* [EXERCISE OBJECTIVE]: Every record must appear in your copy exactly as written, with no pictures.

* [RECORDS SHOWN]:
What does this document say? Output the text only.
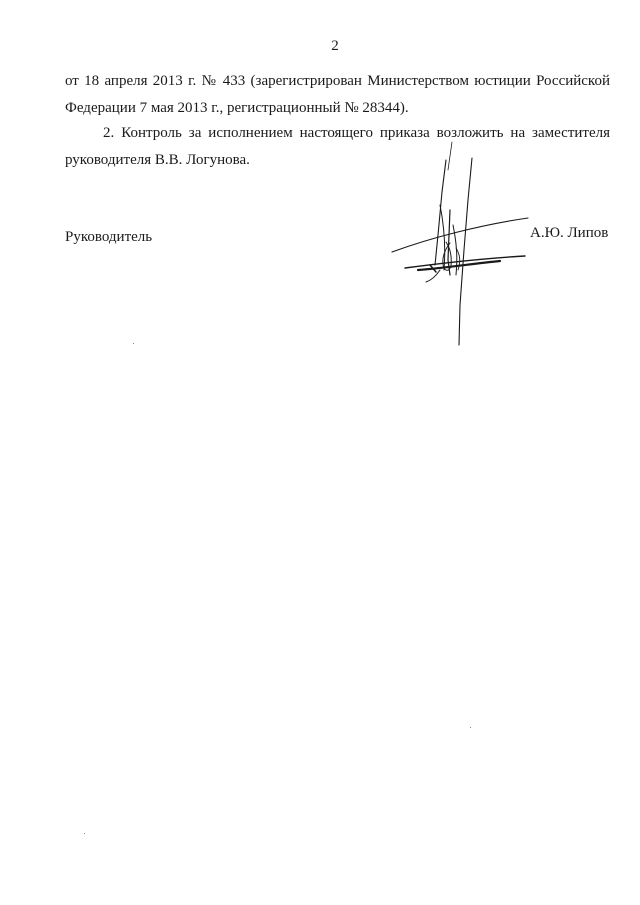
2
от 18 апреля 2013 г. № 433 (зарегистрирован Министерством юстиции Российской
Федерации 7 мая 2013 г., регистрационный № 28344).
2. Контроль за исполнением настоящего приказа возложить на заместителя
руководителя В.В. Логунова.
Руководитель	А.Ю. Липов
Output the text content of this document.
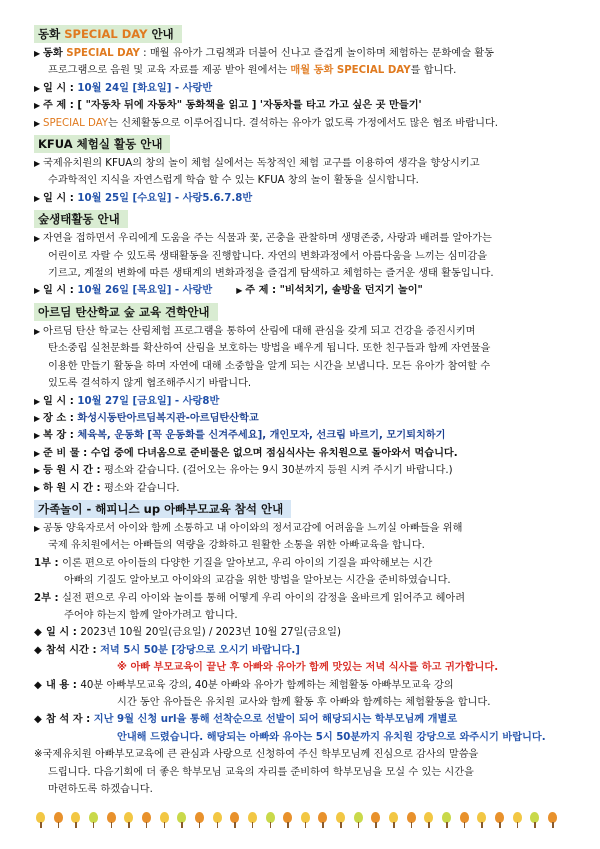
동화 SPECIAL DAY 안내
▶ 동화 SPECIAL DAY : 매월 유아가 그림책과 더불어 신나고 즐겁게 놀이하며 체험하는 문화예술 활동
프로그램으로 음원 및 교육 자료를 제공 받아 원에서는 매월 동화 SPECIAL DAY를 합니다.
▶ 일 시 : 10월 24일 [화요일] - 사랑반
▶ 주 제 : [ "자동차 뒤에 자동차" 동화책을 읽고 ] '자동차를 타고 가고 싶은 곳 만들기'
▶ SPECIAL DAY는 신체활동으로 이루어집니다. 결석하는 유아가 없도록 가정에서도 많은 협조 바랍니다.
KFUA 체험실 활동 안내
▶ 국제유치원의 KFUA의 창의 놀이 체험 실에서는 독창적인 체험 교구를 이용하여 생각을 향상시키고
수과학적인 지식을 자연스럽게 학습 할 수 있는 KFUA 창의 놀이 활동을 실시합니다.
▶ 일 시 : 10월 25일 [수요일] - 사랑5.6.7.8반
숲생태활동 안내
▶ 자연을 접하면서 우리에게 도움을 주는 식물과 꽃, 곤충을 관찰하며 생명존중, 사랑과 배려를 알아가는
어린이로 자랄 수 있도록 생태활동을 진행합니다. 자연의 변화과정에서 아름다움을 느끼는 심미감을
기르고, 계절의 변화에 따른 생태계의 변화과정을 즐겁게 탐색하고 체험하는 즐거운 생태 활동입니다.
▶ 일 시 : 10월 26일 [목요일] - 사랑반	▶ 주 제 : "비석치기, 솔방울 던지기 놀이"
아르딤 탄산학교 숲 교육 견학안내
▶ 아르딤 탄산 학교는 산림체험 프로그램을 통하여 산림에 대해 관심을 갖게 되고 건강을 증진시키며
탄소중립 실천문화를 확산하여 산림을 보호하는 방법을 배우게 됩니다. 또한 친구들과 함께 자연물을
이용한 만들기 활동을 하며 자연에 대해 소중함을 알게 되는 시간을 보냅니다. 모든 유아가 참여할 수
있도록 결석하지 않게 협조해주시기 바랍니다.
▶ 일 시 : 10월 27일 [금요일] - 사랑8반
▶ 장 소 : 화성시동탄아르딤복지관-아르딤탄산학교
▶ 복 장 : 체육복, 운동화 [꼭 운동화를 신겨주세요], 개인모자, 선크림 바르기, 모기퇴치하기
▶ 준 비 물 : 수업 중에 다녀옴으로 준비물은 없으며 점심식사는 유치원으로 돌아와서 먹습니다.
▶ 등 원 시 간 : 평소와 같습니다. (걸어오는 유아는 9시 30분까지 등원 시켜 주시기 바랍니다.)
▶ 하 원 시 간 : 평소와 같습니다.
가족놀이 - 해피니스 up 아빠부모교육 참석 안내
▶ 공동 양육자로서 아이와 함께 소통하고 내 아이와의 정서교감에 어려움을 느끼실 아빠들을 위해
국제 유치원에서는 아빠들의 역량을 강화하고 원활한 소통을 위한 아빠교육을 합니다.
1부 : 이론 편으로 아이들의 다양한 기질을 알아보고, 우리 아이의 기질을 파악해보는 시간
아빠의 기질도 알아보고 아이와의 교감을 위한 방법을 알아보는 시간을 준비하였습니다.
2부 : 실전 편으로 우리 아이와 놀이를 통해 어떻게 우리 아이의 감정을 올바르게 읽어주고 헤아려
주어야 하는지 함께 알아가려고 합니다.
◆ 일 시 : 2023년 10월 20일(금요일) / 2023년 10월 27일(금요일)
◆ 참석 시간 : 저녁 5시 50분 [강당으로 오시기 바랍니다.]
※ 아빠 부모교육이 끝난 후 아빠와 유아가 함께 맛있는 저녁 식사를 하고 귀가합니다.
◆ 내 용 : 40분 아빠부모교육 강의, 40분 아빠와 유아가 함께하는 체험활동 아빠부모교육 강의
시간 동안 유아들은 유치원 교사와 함께 활동 후 아빠와 함께하는 체험활동을 합니다.
◆ 참 석 자 : 지난 9월 신청 url을 통해 선착순으로 선발이 되어 해당되시는 학부모님께 개별로
안내해 드렸습니다. 해당되는 아빠와 유아는 5시 50분까지 유치원 강당으로 와주시기 바랍니다.
※국제유치원 아빠부모교육에 큰 관심과 사랑으로 신청하여 주신 학부모님께 진심으로 감사의 말씀을
드립니다. 다음기회에 더 좋은 학부모님 교육의 자리를 준비하여 학부모님을 모실 수 있는 시간을
마련하도록 하겠습니다.
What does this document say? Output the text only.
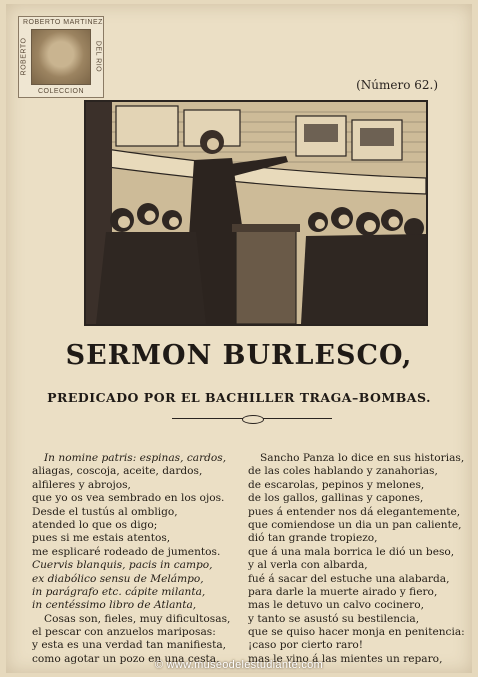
ROBERTO MARTINEZ
ROBERTO	DEL RIO
COLECCION	(Número 62.)
SERMON BURLESCO,
PREDICADO POR EL BACHILLER TRAGA–BOMBAS.
In nomine patris: espinas, cardos,
aliagas, coscoja, aceite, dardos,
alfileres y abrojos,
que yo os vea sembrado en los ojos.
Desde el tustús al ombligo,
atended lo que os digo;
pues si me estais atentos,
me esplicaré rodeado de jumentos.
Cuervis blanquis, pacis in campo,
ex diabólico sensu de Melámpo,
in parágrafo etc. cápite milanta,
in centéssimo libro de Atlanta,
Cosas son, fieles, muy dificultosas,
el pescar con anzuelos mariposas:
y esta es una verdad tan manifiesta,
como agotar un pozo en una cesta,
Sancho Panza lo dice en sus historias,
de las coles hablando y zanahorias,
de escarolas, pepinos y melones,
de los gallos, gallinas y capones,
pues á entender nos dá elegantemente,
que comiendose un dia un pan caliente,
dió tan grande tropiezo,
que á una mala borrica le dió un beso,
y al verla con albarda,
fué á sacar del estuche una alabarda,
para darle la muerte airado y fiero,
mas le detuvo un calvo cocinero,
y tanto se asustó su bestilencia,
que se quiso hacer monja en penitencia:
¡caso por cierto raro!
mas le vino á las mientes un reparo,
© www.museodelestudiante.com
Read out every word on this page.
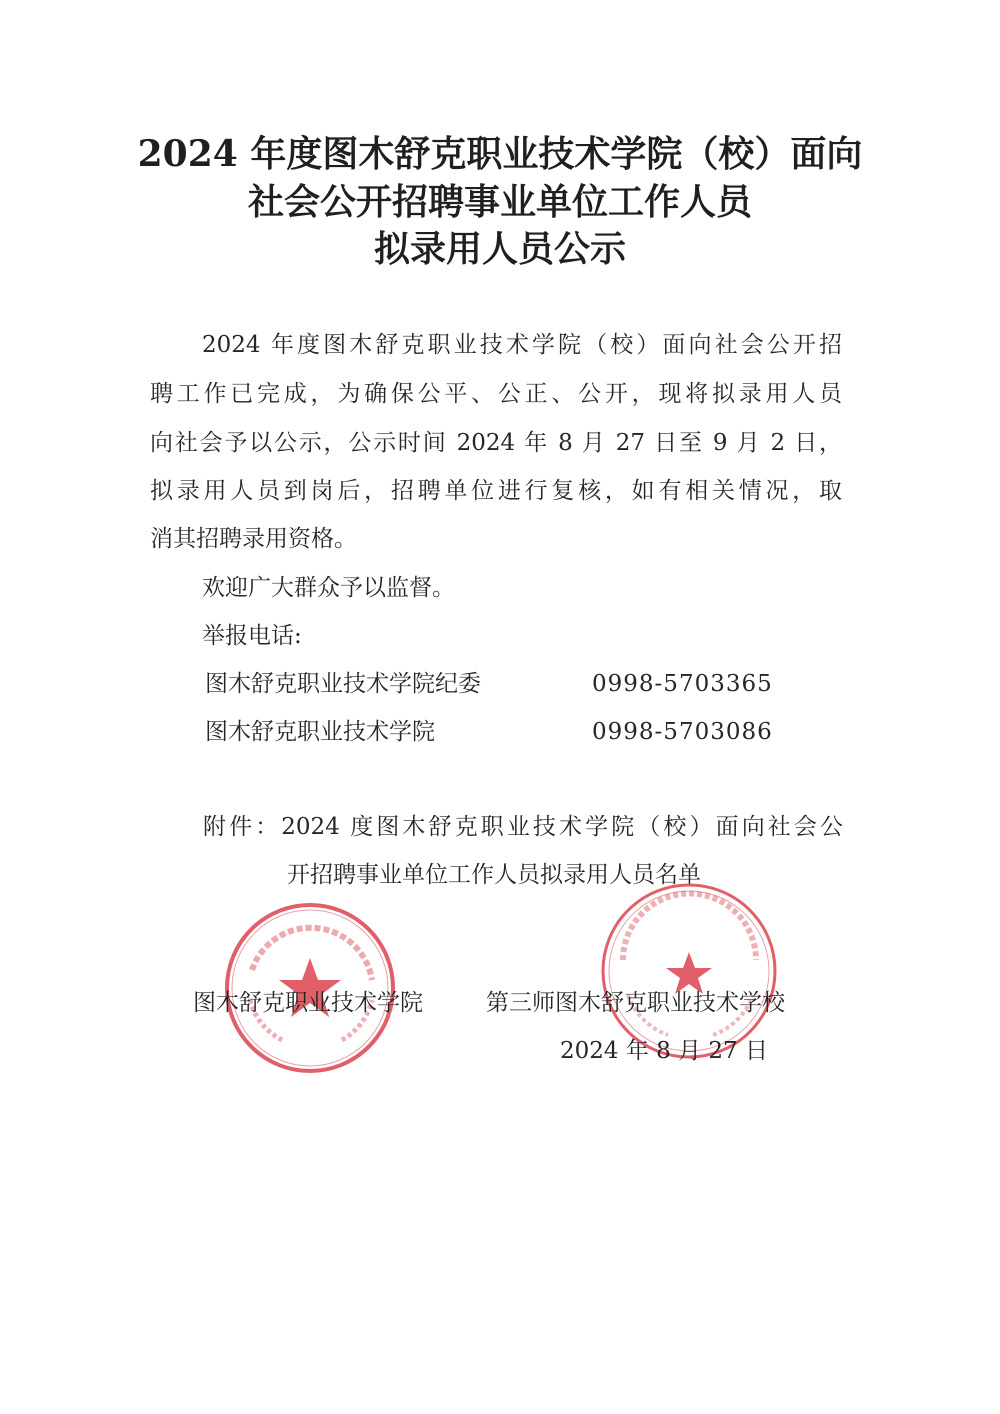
2024 年度图木舒克职业技术学院（校）面向
社会公开招聘事业单位工作人员
拟录用人员公示
2024 年度图木舒克职业技术学院（校）面向社会公开招
聘工作已完成，为确保公平、公正、公开，现将拟录用人员
向社会予以公示，公示时间 2024 年 8 月 27 日至 9 月 2 日，
拟录用人员到岗后，招聘单位进行复核，如有相关情况，取
消其招聘录用资格。
欢迎广大群众予以监督。
举报电话:
图木舒克职业技术学院纪委	0998-5703365
图木舒克职业技术学院	0998-5703086
附件：2024 度图木舒克职业技术学院（校）面向社会公
开招聘事业单位工作人员拟录用人员名单
图木舒克职业技术学院	第三师图木舒克职业技术学校
2024 年 8 月 27 日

* [THE REPLY]:
What does this document say? Output the text only.
2
от 18 апреля 2013 г. № 433 (зарегистрирован Министерством юстиции Российской
Федерации 7 мая 2013 г., регистрационный № 28344).
2. Контроль за исполнением настоящего приказа возложить на заместителя
руководителя В.В. Логунова.
Руководитель	А.Ю. Липов
Output the text content of this document.
동화 SPECIAL DAY 안내
▶ 동화 SPECIAL DAY : 매월 유아가 그림책과 더불어 신나고 즐겁게 놀이하며 체험하는 문화예술 활동
프로그램으로 음원 및 교육 자료를 제공 받아 원에서는 매월 동화 SPECIAL DAY를 합니다.
▶ 일 시 : 10월 24일 [화요일] - 사랑반
▶ 주 제 : [ "자동차 뒤에 자동차" 동화책을 읽고 ] '자동차를 타고 가고 싶은 곳 만들기'
▶ SPECIAL DAY는 신체활동으로 이루어집니다. 결석하는 유아가 없도록 가정에서도 많은 협조 바랍니다.
KFUA 체험실 활동 안내
▶ 국제유치원의 KFUA의 창의 놀이 체험 실에서는 독창적인 체험 교구를 이용하여 생각을 향상시키고
수과학적인 지식을 자연스럽게 학습 할 수 있는 KFUA 창의 놀이 활동을 실시합니다.
▶ 일 시 : 10월 25일 [수요일] - 사랑5.6.7.8반
숲생태활동 안내
▶ 자연을 접하면서 우리에게 도움을 주는 식물과 꽃, 곤충을 관찰하며 생명존중, 사랑과 배려를 알아가는
어린이로 자랄 수 있도록 생태활동을 진행합니다. 자연의 변화과정에서 아름다움을 느끼는 심미감을
기르고, 계절의 변화에 따른 생태계의 변화과정을 즐겁게 탐색하고 체험하는 즐거운 생태 활동입니다.
▶ 일 시 : 10월 26일 [목요일] - 사랑반	▶ 주 제 : "비석치기, 솔방울 던지기 놀이"
아르딤 탄산학교 숲 교육 견학안내
▶ 아르딤 탄산 학교는 산림체험 프로그램을 통하여 산림에 대해 관심을 갖게 되고 건강을 증진시키며
탄소중립 실천문화를 확산하여 산림을 보호하는 방법을 배우게 됩니다. 또한 친구들과 함께 자연물을
이용한 만들기 활동을 하며 자연에 대해 소중함을 알게 되는 시간을 보냅니다. 모든 유아가 참여할 수
있도록 결석하지 않게 협조해주시기 바랍니다.
▶ 일 시 : 10월 27일 [금요일] - 사랑8반
▶ 장 소 : 화성시동탄아르딤복지관-아르딤탄산학교
▶ 복 장 : 체육복, 운동화 [꼭 운동화를 신겨주세요], 개인모자, 선크림 바르기, 모기퇴치하기
▶ 준 비 물 : 수업 중에 다녀옴으로 준비물은 없으며 점심식사는 유치원으로 돌아와서 먹습니다.
▶ 등 원 시 간 : 평소와 같습니다. (걸어오는 유아는 9시 30분까지 등원 시켜 주시기 바랍니다.)
▶ 하 원 시 간 : 평소와 같습니다.
가족놀이 - 해피니스 up 아빠부모교육 참석 안내
▶ 공동 양육자로서 아이와 함께 소통하고 내 아이와의 정서교감에 어려움을 느끼실 아빠들을 위해
국제 유치원에서는 아빠들의 역량을 강화하고 원활한 소통을 위한 아빠교육을 합니다.
1부 : 이론 편으로 아이들의 다양한 기질을 알아보고, 우리 아이의 기질을 파악해보는 시간
아빠의 기질도 알아보고 아이와의 교감을 위한 방법을 알아보는 시간을 준비하였습니다.
2부 : 실전 편으로 우리 아이와 놀이를 통해 어떻게 우리 아이의 감정을 올바르게 읽어주고 헤아려
주어야 하는지 함께 알아가려고 합니다.
◆ 일 시 : 2023년 10월 20일(금요일) / 2023년 10월 27일(금요일)
◆ 참석 시간 : 저녁 5시 50분 [강당으로 오시기 바랍니다.]
※ 아빠 부모교육이 끝난 후 아빠와 유아가 함께 맛있는 저녁 식사를 하고 귀가합니다.
◆ 내 용 : 40분 아빠부모교육 강의, 40분 아빠와 유아가 함께하는 체험활동 아빠부모교육 강의
시간 동안 유아들은 유치원 교사와 함께 활동 후 아빠와 함께하는 체험활동을 합니다.
◆ 참 석 자 : 지난 9월 신청 url을 통해 선착순으로 선발이 되어 해당되시는 학부모님께 개별로
안내해 드렸습니다. 해당되는 아빠와 유아는 5시 50분까지 유치원 강당으로 와주시기 바랍니다.
※국제유치원 아빠부모교육에 큰 관심과 사랑으로 신청하여 주신 학부모님께 진심으로 감사의 말씀을
드립니다. 다음기회에 더 좋은 학부모님 교육의 자리를 준비하여 학부모님을 모실 수 있는 시간을
마련하도록 하겠습니다.
What does this document say? Output the text only.
ROBERTO MARTINEZ
ROBERTO	DEL RIO
COLECCION	(Número 62.)
SERMON BURLESCO,
PREDICADO POR EL BACHILLER TRAGA–BOMBAS.
In nomine patris: espinas, cardos,
aliagas, coscoja, aceite, dardos,
alfileres y abrojos,
que yo os vea sembrado en los ojos.
Desde el tustús al ombligo,
atended lo que os digo;
pues si me estais atentos,
me esplicaré rodeado de jumentos.
Cuervis blanquis, pacis in campo,
ex diabólico sensu de Melámpo,
in parágrafo etc. cápite milanta,
in centéssimo libro de Atlanta,
Cosas son, fieles, muy dificultosas,
el pescar con anzuelos mariposas:
y esta es una verdad tan manifiesta,
como agotar un pozo en una cesta,
Sancho Panza lo dice en sus historias,
de las coles hablando y zanahorias,
de escarolas, pepinos y melones,
de los gallos, gallinas y capones,
pues á entender nos dá elegantemente,
que comiendose un dia un pan caliente,
dió tan grande tropiezo,
que á una mala borrica le dió un beso,
y al verla con albarda,
fué á sacar del estuche una alabarda,
para darle la muerte airado y fiero,
mas le detuvo un calvo cocinero,
y tanto se asustó su bestilencia,
que se quiso hacer monja en penitencia:
¡caso por cierto raro!
mas le vino á las mientes un reparo,
© www.museodelestudiante.com
Read out every word on this page.
2024 年度图木舒克职业技术学院（校）面向
社会公开招聘事业单位工作人员
拟录用人员公示
2024 年度图木舒克职业技术学院（校）面向社会公开招
聘工作已完成，为确保公平、公正、公开，现将拟录用人员
向社会予以公示，公示时间 2024 年 8 月 27 日至 9 月 2 日，
拟录用人员到岗后，招聘单位进行复核，如有相关情况，取
消其招聘录用资格。
欢迎广大群众予以监督。
举报电话:
图木舒克职业技术学院纪委	0998-5703365
图木舒克职业技术学院	0998-5703086
附件：2024 度图木舒克职业技术学院（校）面向社会公
开招聘事业单位工作人员拟录用人员名单
图木舒克职业技术学院	第三师图木舒克职业技术学校
2024 年 8 月 27 日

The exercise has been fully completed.